• Required task
What you return should match every record exactly, with the images removed.
# START OF The data
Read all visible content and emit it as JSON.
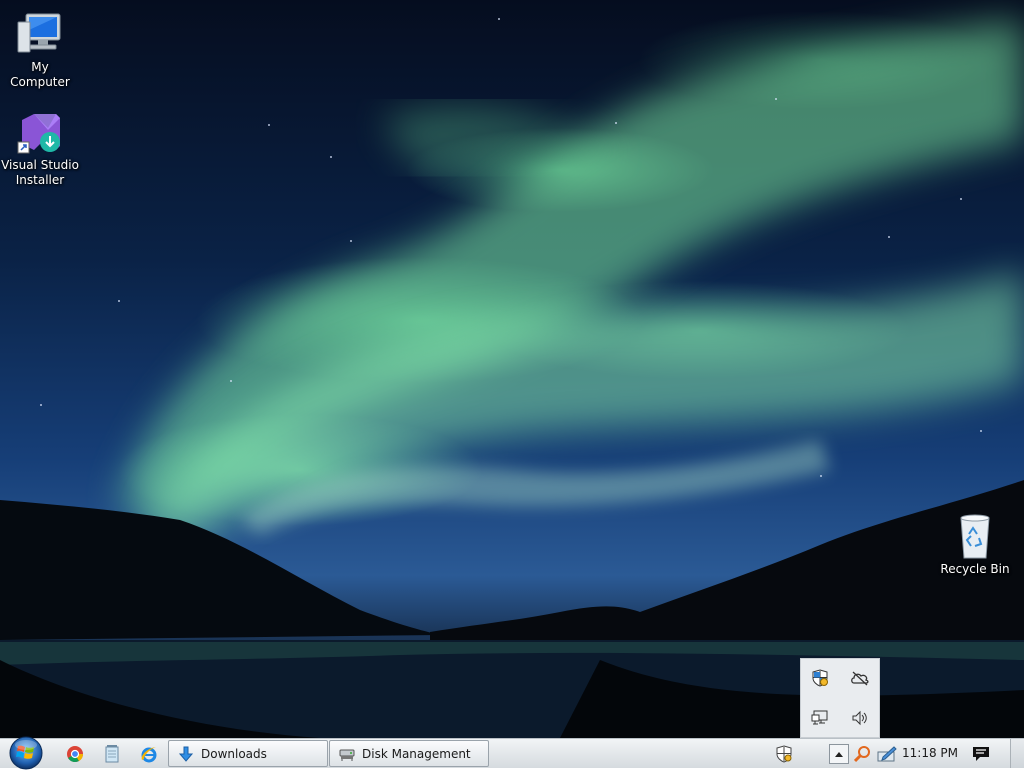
{
  "desktop": {
    "icons": [
      {
        "label": "My Computer"
      },
      {
        "label_line1": "Visual Studio",
        "label_line2": "Installer"
      },
      {
        "label": "Recycle Bin"
      }
    ]
  },
  "tray_popup": {
    "icons": [
      "security-shield-icon",
      "onedrive-offline-icon",
      "network-icon",
      "volume-icon"
    ]
  },
  "taskbar": {
    "start": "start-orb",
    "quick_launch": [
      "chrome-icon",
      "notepad-icon",
      "internet-explorer-icon"
    ],
    "buttons": [
      {
        "label": "Downloads",
        "icon": "download-arrow-icon"
      },
      {
        "label": "Disk Management",
        "icon": "disk-management-icon"
      }
    ],
    "tray": {
      "icons": [
        "action-center-flag-icon",
        "show-hidden-icons-arrow",
        "search-magnifier-icon",
        "pen-tablet-icon",
        "notification-icon"
      ],
      "clock": "11:18 PM"
    }
  },
  "colors": {
    "aurora_green": "#7fe6a6",
    "sky_top": "#050d1f",
    "taskbar_bg": "#e3e7ea"
  }
}
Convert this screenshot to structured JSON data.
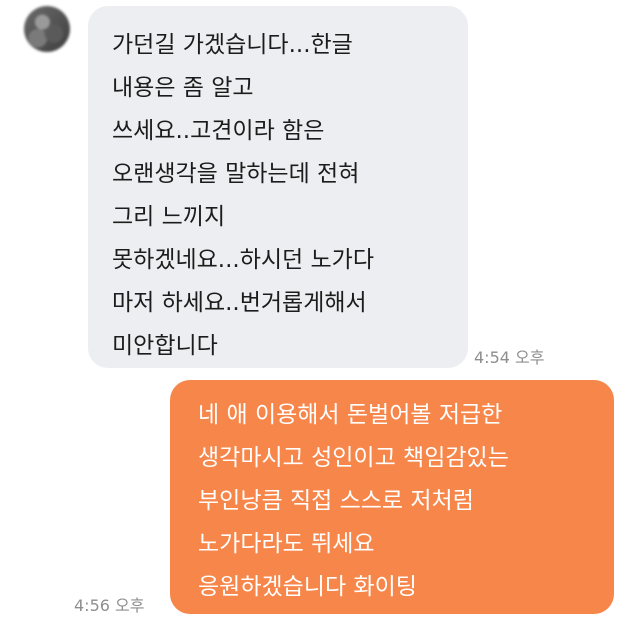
{
  "conversation": {
    "incoming": {
      "lines": [
        "가던길 가겠습니다...한글",
        "내용은 좀 알고",
        "쓰세요..고견이라 함은",
        "오랜생각을 말하는데 전혀",
        "그리 느끼지",
        "못하겠네요...하시던 노가다",
        "마저 하세요..번거롭게해서",
        "미안합니다"
      ],
      "time": "4:54 오후"
    },
    "outgoing": {
      "lines": [
        "네 애 이용해서 돈벌어볼 저급한",
        "생각마시고 성인이고 책임감있는",
        "부인낭큼 직접 스스로 저처럼",
        "노가다라도 뛰세요",
        "응원하겠습니다 화이팅"
      ],
      "time": "4:56 오후"
    }
  },
  "colors": {
    "incoming_bubble": "#eceef1",
    "outgoing_bubble": "#f7864a",
    "timestamp": "#8e8e8e"
  },
  "icons": {
    "avatar": "blurred-profile-avatar"
  }
}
# END OF The data
• Output
Read all visible content and emit it as JSON.
{
  "desktop": {
    "icons": [
      {
        "label": "My Computer"
      },
      {
        "label_line1": "Visual Studio",
        "label_line2": "Installer"
      },
      {
        "label": "Recycle Bin"
      }
    ]
  },
  "tray_popup": {
    "icons": [
      "security-shield-icon",
      "onedrive-offline-icon",
      "network-icon",
      "volume-icon"
    ]
  },
  "taskbar": {
    "start": "start-orb",
    "quick_launch": [
      "chrome-icon",
      "notepad-icon",
      "internet-explorer-icon"
    ],
    "buttons": [
      {
        "label": "Downloads",
        "icon": "download-arrow-icon"
      },
      {
        "label": "Disk Management",
        "icon": "disk-management-icon"
      }
    ],
    "tray": {
      "icons": [
        "action-center-flag-icon",
        "show-hidden-icons-arrow",
        "search-magnifier-icon",
        "pen-tablet-icon",
        "notification-icon"
      ],
      "clock": "11:18 PM"
    }
  },
  "colors": {
    "aurora_green": "#7fe6a6",
    "sky_top": "#050d1f",
    "taskbar_bg": "#e3e7ea"
  }
}
Convert this screenshot to structured JSON data.
{
  "conversation": {
    "incoming": {
      "lines": [
        "가던길 가겠습니다...한글",
        "내용은 좀 알고",
        "쓰세요..고견이라 함은",
        "오랜생각을 말하는데 전혀",
        "그리 느끼지",
        "못하겠네요...하시던 노가다",
        "마저 하세요..번거롭게해서",
        "미안합니다"
      ],
      "time": "4:54 오후"
    },
    "outgoing": {
      "lines": [
        "네 애 이용해서 돈벌어볼 저급한",
        "생각마시고 성인이고 책임감있는",
        "부인낭큼 직접 스스로 저처럼",
        "노가다라도 뛰세요",
        "응원하겠습니다 화이팅"
      ],
      "time": "4:56 오후"
    }
  },
  "colors": {
    "incoming_bubble": "#eceef1",
    "outgoing_bubble": "#f7864a",
    "timestamp": "#8e8e8e"
  },
  "icons": {
    "avatar": "blurred-profile-avatar"
  }
}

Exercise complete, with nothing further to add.